» Work to complete
Skip the pictures. Transcribe the rest of the data below without changing a word.

» Records provided
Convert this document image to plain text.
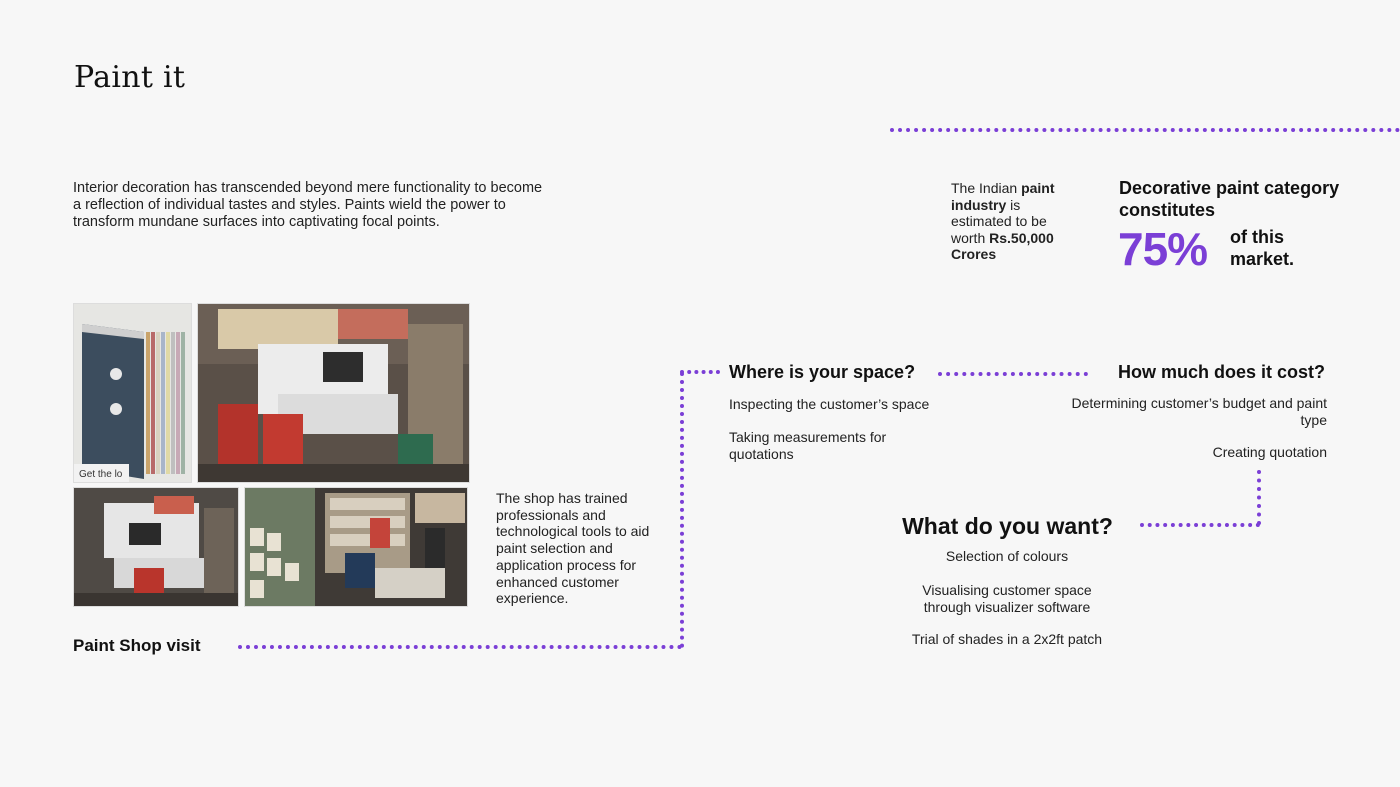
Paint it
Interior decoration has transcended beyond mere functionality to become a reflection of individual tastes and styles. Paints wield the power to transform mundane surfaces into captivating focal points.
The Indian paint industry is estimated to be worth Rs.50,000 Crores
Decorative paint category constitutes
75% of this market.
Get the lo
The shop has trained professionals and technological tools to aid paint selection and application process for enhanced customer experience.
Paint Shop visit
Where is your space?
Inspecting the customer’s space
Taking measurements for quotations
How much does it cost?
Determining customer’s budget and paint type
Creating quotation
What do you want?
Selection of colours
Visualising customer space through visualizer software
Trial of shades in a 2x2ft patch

» Task response
Convert this document image to plain text.
Paint it
Interior decoration has transcended beyond mere functionality to become a reflection of individual tastes and styles. Paints wield the power to transform mundane surfaces into captivating focal points.
The Indian paint industry is estimated to be worth Rs.50,000 Crores
Decorative paint category constitutes
75% of this market.
Get the lo
The shop has trained professionals and technological tools to aid paint selection and application process for enhanced customer experience.
Paint Shop visit
Where is your space?
Inspecting the customer’s space
Taking measurements for quotations
How much does it cost?
Determining customer’s budget and paint type
Creating quotation
What do you want?
Selection of colours
Visualising customer space through visualizer software
Trial of shades in a 2x2ft patch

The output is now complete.